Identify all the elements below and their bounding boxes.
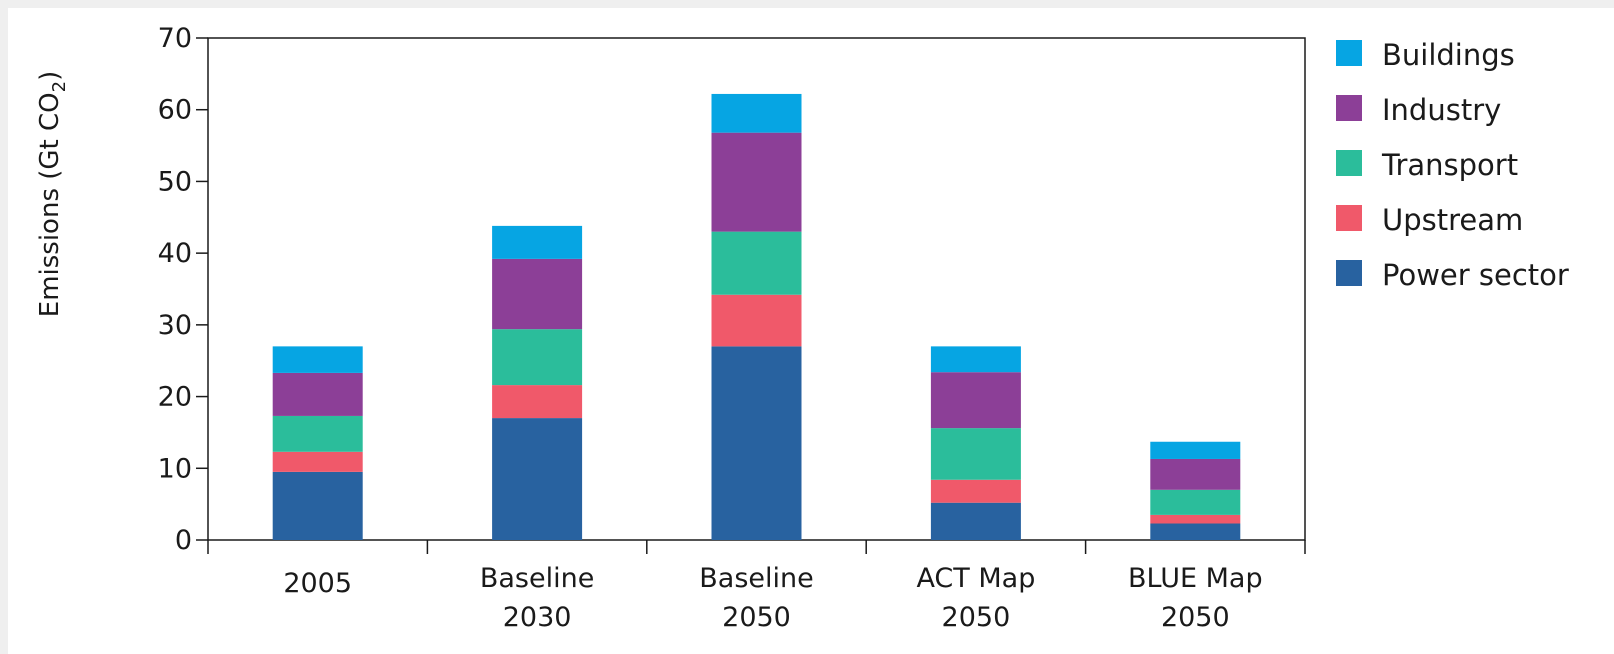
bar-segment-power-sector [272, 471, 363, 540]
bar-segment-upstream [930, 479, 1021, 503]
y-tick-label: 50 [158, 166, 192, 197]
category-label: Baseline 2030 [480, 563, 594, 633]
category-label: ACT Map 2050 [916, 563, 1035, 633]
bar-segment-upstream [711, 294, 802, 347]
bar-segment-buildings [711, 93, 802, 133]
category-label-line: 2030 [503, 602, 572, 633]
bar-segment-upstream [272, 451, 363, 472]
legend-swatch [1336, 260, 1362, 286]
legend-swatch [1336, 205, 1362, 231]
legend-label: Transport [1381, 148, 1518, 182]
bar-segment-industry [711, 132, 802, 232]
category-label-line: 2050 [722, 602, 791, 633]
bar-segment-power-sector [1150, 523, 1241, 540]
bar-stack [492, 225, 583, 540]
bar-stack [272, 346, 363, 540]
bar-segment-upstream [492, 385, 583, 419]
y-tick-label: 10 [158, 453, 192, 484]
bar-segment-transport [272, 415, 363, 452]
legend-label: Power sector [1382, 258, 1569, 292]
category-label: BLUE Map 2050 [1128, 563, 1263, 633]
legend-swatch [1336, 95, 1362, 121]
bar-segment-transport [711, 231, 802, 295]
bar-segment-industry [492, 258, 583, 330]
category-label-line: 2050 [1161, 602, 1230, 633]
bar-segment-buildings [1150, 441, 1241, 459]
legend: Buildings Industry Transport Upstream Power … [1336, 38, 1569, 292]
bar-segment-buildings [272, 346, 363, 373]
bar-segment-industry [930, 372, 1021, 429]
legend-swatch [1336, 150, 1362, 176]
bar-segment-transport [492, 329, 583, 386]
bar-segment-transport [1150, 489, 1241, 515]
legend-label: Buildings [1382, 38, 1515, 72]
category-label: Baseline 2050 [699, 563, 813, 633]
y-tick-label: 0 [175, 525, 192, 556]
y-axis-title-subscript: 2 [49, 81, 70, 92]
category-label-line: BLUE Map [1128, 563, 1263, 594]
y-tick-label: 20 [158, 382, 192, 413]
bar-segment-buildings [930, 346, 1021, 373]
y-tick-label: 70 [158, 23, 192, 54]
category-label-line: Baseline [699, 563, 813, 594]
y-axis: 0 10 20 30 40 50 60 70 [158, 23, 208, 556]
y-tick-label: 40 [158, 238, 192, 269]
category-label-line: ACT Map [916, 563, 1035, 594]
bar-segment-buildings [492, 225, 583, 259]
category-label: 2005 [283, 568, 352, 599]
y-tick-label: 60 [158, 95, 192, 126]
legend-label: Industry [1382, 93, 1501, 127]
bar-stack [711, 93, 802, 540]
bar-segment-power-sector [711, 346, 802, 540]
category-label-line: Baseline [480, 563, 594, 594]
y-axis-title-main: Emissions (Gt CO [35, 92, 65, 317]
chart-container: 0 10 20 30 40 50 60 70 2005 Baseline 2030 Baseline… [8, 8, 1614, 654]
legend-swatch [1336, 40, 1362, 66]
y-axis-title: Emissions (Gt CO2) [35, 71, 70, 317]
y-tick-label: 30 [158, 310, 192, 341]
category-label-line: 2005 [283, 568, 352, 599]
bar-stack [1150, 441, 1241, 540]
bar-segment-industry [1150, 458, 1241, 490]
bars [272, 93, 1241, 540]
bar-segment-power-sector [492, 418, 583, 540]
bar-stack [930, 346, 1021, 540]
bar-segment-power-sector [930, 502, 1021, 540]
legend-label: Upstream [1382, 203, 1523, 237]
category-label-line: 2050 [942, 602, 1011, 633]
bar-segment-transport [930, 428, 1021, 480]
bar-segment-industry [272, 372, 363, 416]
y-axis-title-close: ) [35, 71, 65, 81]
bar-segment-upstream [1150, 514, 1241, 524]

• • • •

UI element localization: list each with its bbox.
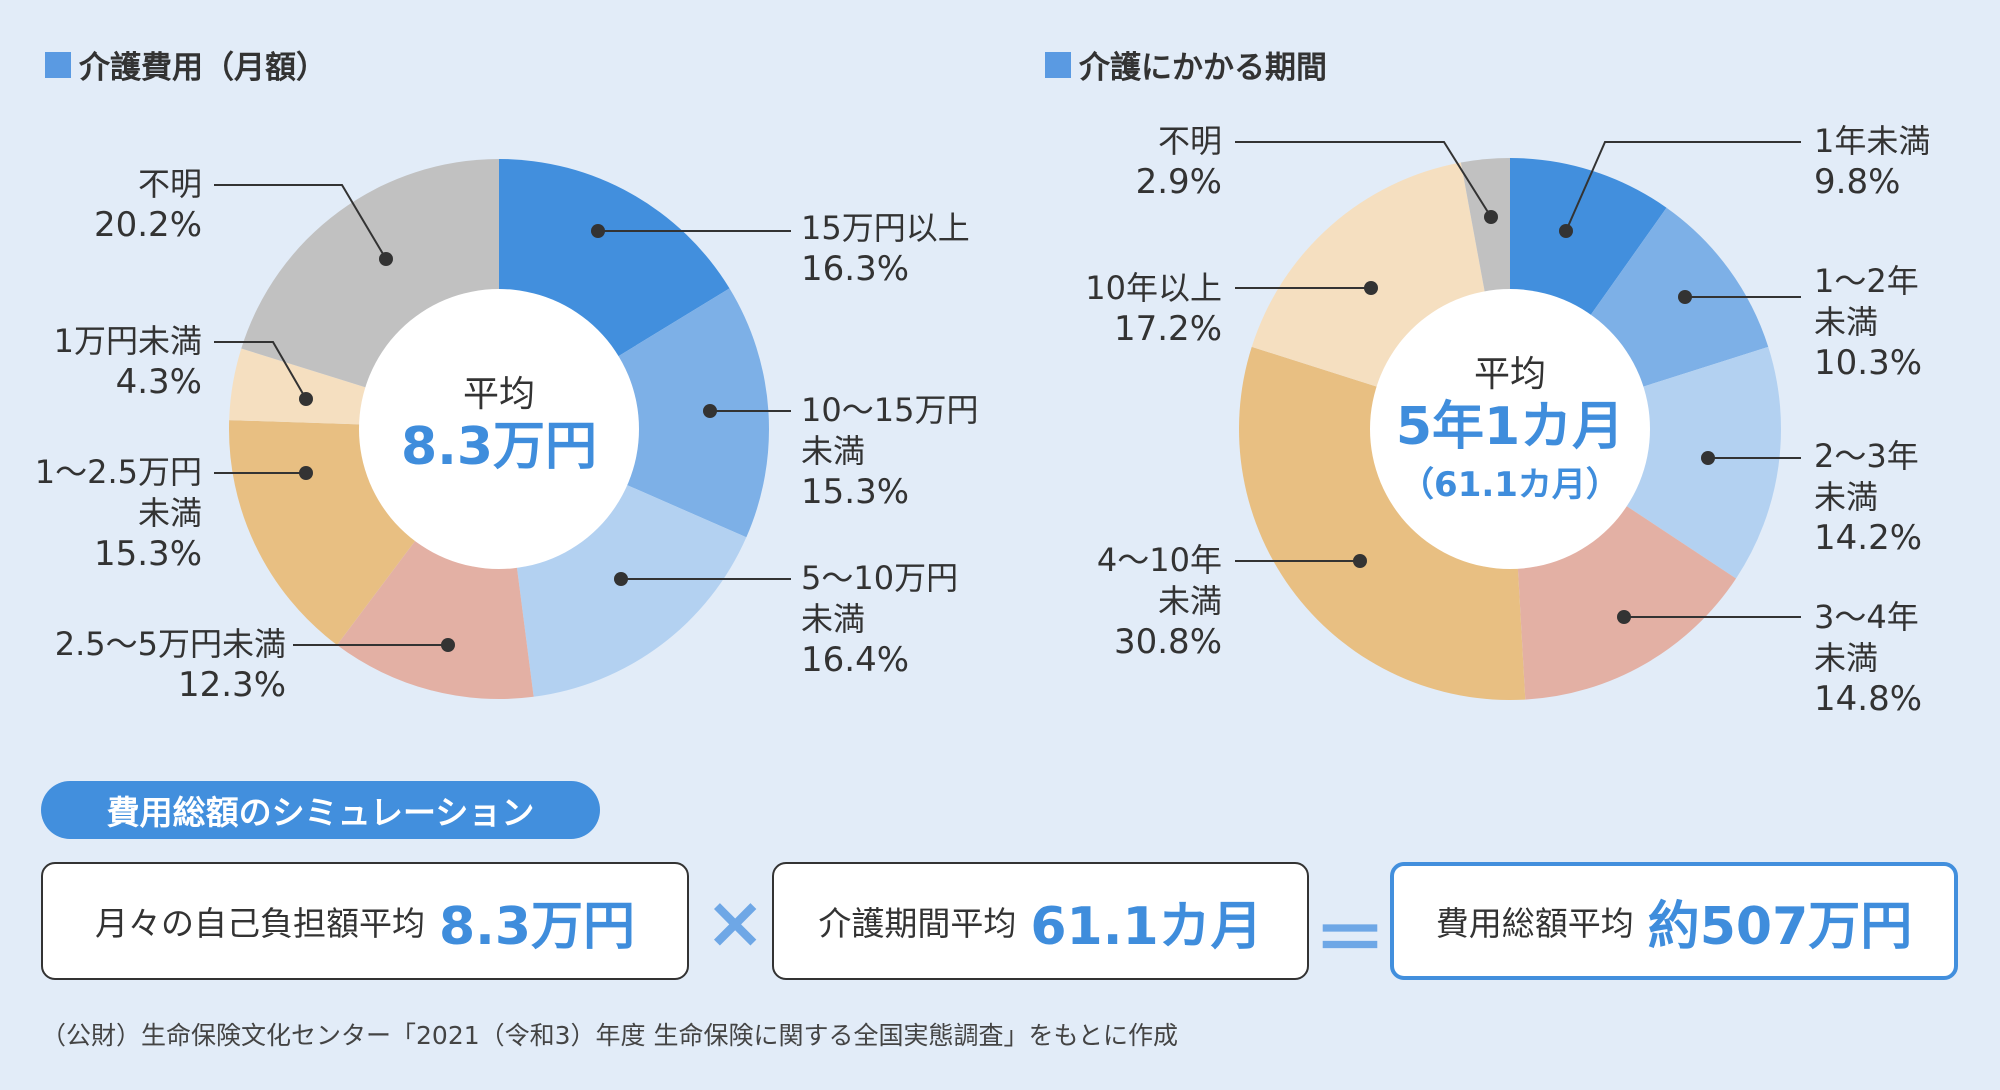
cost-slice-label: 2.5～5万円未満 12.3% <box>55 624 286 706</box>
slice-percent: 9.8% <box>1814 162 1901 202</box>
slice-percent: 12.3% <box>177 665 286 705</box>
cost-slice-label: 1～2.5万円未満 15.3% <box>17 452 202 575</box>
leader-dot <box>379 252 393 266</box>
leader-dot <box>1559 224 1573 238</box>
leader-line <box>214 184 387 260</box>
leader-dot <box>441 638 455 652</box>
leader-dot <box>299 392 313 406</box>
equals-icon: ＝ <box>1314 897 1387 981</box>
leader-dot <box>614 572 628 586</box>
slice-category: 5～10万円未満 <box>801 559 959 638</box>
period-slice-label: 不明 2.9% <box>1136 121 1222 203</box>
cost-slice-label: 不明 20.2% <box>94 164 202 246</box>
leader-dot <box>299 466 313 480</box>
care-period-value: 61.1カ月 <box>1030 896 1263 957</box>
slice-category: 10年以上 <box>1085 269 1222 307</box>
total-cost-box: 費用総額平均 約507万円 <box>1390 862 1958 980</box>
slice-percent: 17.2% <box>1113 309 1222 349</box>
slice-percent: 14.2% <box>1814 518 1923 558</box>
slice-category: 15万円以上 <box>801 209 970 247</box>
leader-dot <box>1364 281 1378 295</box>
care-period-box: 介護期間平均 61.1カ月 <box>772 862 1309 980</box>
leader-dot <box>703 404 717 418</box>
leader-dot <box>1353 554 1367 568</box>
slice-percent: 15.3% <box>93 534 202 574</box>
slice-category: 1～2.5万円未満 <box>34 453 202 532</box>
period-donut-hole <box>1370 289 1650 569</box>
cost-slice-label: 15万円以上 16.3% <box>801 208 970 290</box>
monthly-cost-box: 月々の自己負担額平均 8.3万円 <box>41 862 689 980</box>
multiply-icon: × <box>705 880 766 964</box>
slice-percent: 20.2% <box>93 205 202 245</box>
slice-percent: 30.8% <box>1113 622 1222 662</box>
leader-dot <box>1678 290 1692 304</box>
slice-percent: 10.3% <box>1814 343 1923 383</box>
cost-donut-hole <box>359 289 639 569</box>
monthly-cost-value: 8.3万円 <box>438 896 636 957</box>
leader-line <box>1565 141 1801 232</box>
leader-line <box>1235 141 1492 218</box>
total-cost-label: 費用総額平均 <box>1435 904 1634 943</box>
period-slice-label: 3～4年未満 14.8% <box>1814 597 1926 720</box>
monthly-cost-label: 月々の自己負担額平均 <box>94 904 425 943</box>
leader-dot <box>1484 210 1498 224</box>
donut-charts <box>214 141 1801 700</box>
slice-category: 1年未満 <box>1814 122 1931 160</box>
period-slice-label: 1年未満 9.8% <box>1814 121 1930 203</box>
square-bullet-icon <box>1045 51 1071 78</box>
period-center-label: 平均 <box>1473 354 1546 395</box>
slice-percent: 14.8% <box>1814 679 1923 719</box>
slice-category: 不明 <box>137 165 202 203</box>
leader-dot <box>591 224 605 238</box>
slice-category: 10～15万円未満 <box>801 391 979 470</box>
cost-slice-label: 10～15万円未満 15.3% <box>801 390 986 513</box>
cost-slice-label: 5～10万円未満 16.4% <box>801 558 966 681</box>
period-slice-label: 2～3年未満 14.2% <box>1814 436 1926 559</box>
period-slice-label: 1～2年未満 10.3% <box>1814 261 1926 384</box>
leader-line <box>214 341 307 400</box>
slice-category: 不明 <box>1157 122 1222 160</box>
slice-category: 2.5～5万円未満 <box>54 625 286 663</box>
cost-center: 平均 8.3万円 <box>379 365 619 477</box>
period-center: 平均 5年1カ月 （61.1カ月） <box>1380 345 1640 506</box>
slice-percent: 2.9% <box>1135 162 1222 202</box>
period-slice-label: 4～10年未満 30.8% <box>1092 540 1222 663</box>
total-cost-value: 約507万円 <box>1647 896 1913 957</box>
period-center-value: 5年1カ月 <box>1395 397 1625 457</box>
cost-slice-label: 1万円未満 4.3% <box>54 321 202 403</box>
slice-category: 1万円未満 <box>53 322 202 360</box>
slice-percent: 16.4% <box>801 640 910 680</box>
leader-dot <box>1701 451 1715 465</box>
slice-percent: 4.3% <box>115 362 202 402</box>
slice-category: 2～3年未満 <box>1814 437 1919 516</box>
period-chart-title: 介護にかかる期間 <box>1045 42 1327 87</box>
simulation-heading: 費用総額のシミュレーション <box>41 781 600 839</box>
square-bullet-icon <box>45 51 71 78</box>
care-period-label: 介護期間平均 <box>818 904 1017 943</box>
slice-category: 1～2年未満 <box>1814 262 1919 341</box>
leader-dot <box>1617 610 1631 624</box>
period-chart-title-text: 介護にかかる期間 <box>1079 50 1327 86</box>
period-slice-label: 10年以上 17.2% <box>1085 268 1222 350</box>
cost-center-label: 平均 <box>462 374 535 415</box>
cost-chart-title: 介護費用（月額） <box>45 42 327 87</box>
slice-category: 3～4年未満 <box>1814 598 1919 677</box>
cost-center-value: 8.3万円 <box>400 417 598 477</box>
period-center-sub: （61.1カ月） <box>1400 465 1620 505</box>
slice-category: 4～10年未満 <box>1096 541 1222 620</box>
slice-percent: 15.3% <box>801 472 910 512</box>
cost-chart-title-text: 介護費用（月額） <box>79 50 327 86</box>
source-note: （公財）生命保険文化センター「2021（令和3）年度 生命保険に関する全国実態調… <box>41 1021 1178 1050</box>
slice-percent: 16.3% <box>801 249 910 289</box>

• • • •

- **EXERCISE TASK**:
Copy the data from the line with "bar-segment-power-sector [272, 471, 363, 540]" up to and including the line with "bar-segment-transport [711, 231, 802, 295]", keeping each line identical.

- **FINAL ANSWER**:
bar-segment-power-sector [272, 471, 363, 540]
bar-segment-upstream [930, 479, 1021, 503]
y-tick-label: 50 [158, 166, 192, 197]
category-label: Baseline 2030 [480, 563, 594, 633]
category-label: ACT Map 2050 [916, 563, 1035, 633]
bar-segment-upstream [711, 294, 802, 347]
bar-segment-buildings [711, 93, 802, 133]
category-label-line: 2030 [503, 602, 572, 633]
bar-segment-upstream [272, 451, 363, 472]
legend-swatch [1336, 260, 1362, 286]
legend-swatch [1336, 205, 1362, 231]
legend-label: Transport [1381, 148, 1518, 182]
bar-segment-industry [711, 132, 802, 232]
category-label-line: 2050 [722, 602, 791, 633]
bar-segment-power-sector [1150, 523, 1241, 540]
bar-stack [492, 225, 583, 540]
bar-stack [272, 346, 363, 540]
bar-segment-upstream [492, 385, 583, 419]
y-tick-label: 10 [158, 453, 192, 484]
bar-segment-transport [272, 415, 363, 452]
legend-label: Power sector [1382, 258, 1569, 292]
category-label: BLUE Map 2050 [1128, 563, 1263, 633]
legend-swatch [1336, 95, 1362, 121]
bar-segment-transport [711, 231, 802, 295]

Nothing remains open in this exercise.